DIRECTION => Repeat every entry in the listing below, exactly.

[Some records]
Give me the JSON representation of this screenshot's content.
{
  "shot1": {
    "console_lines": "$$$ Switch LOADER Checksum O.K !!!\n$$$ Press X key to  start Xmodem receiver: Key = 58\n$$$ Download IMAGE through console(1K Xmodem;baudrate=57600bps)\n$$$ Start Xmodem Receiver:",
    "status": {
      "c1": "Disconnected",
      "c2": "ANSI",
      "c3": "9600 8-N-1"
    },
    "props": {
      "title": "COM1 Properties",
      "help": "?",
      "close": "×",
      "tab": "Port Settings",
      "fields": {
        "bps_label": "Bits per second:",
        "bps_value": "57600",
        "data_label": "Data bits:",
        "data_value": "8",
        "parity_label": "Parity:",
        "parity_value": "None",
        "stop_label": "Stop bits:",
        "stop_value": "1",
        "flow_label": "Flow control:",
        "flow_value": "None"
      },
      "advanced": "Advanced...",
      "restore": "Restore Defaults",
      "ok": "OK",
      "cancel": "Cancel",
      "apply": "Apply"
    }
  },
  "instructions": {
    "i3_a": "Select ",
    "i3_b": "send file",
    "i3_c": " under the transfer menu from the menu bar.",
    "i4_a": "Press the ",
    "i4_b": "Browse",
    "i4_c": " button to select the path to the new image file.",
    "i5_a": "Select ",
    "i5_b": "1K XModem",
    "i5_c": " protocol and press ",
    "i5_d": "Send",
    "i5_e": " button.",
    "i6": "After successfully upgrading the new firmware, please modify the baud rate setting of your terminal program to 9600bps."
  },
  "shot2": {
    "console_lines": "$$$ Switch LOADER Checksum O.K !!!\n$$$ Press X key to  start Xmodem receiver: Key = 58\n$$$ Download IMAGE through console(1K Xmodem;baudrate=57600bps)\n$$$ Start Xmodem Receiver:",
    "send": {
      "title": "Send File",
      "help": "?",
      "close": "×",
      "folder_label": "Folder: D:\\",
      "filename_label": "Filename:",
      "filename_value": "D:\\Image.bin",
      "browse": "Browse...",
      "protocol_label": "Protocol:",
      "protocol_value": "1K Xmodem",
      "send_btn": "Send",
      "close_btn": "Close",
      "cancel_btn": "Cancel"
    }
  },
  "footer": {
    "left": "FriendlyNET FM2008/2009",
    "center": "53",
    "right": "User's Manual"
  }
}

RESPONSE FOR THIS EXERCISE =>
Give me the JSON representation of this screenshot's content.
{
  "shot1": {
    "console_lines": "$$$ Switch LOADER Checksum O.K !!!\n$$$ Press X key to  start Xmodem receiver: Key = 58\n$$$ Download IMAGE through console(1K Xmodem;baudrate=57600bps)\n$$$ Start Xmodem Receiver:",
    "status": {
      "c1": "Disconnected",
      "c2": "ANSI",
      "c3": "9600 8-N-1"
    },
    "props": {
      "title": "COM1 Properties",
      "help": "?",
      "close": "×",
      "tab": "Port Settings",
      "fields": {
        "bps_label": "Bits per second:",
        "bps_value": "57600",
        "data_label": "Data bits:",
        "data_value": "8",
        "parity_label": "Parity:",
        "parity_value": "None",
        "stop_label": "Stop bits:",
        "stop_value": "1",
        "flow_label": "Flow control:",
        "flow_value": "None"
      },
      "advanced": "Advanced...",
      "restore": "Restore Defaults",
      "ok": "OK",
      "cancel": "Cancel",
      "apply": "Apply"
    }
  },
  "instructions": {
    "i3_a": "Select ",
    "i3_b": "send file",
    "i3_c": " under the transfer menu from the menu bar.",
    "i4_a": "Press the ",
    "i4_b": "Browse",
    "i4_c": " button to select the path to the new image file.",
    "i5_a": "Select ",
    "i5_b": "1K XModem",
    "i5_c": " protocol and press ",
    "i5_d": "Send",
    "i5_e": " button.",
    "i6": "After successfully upgrading the new firmware, please modify the baud rate setting of your terminal program to 9600bps."
  },
  "shot2": {
    "console_lines": "$$$ Switch LOADER Checksum O.K !!!\n$$$ Press X key to  start Xmodem receiver: Key = 58\n$$$ Download IMAGE through console(1K Xmodem;baudrate=57600bps)\n$$$ Start Xmodem Receiver:",
    "send": {
      "title": "Send File",
      "help": "?",
      "close": "×",
      "folder_label": "Folder: D:\\",
      "filename_label": "Filename:",
      "filename_value": "D:\\Image.bin",
      "browse": "Browse...",
      "protocol_label": "Protocol:",
      "protocol_value": "1K Xmodem",
      "send_btn": "Send",
      "close_btn": "Close",
      "cancel_btn": "Cancel"
    }
  },
  "footer": {
    "left": "FriendlyNET FM2008/2009",
    "center": "53",
    "right": "User's Manual"
  }
}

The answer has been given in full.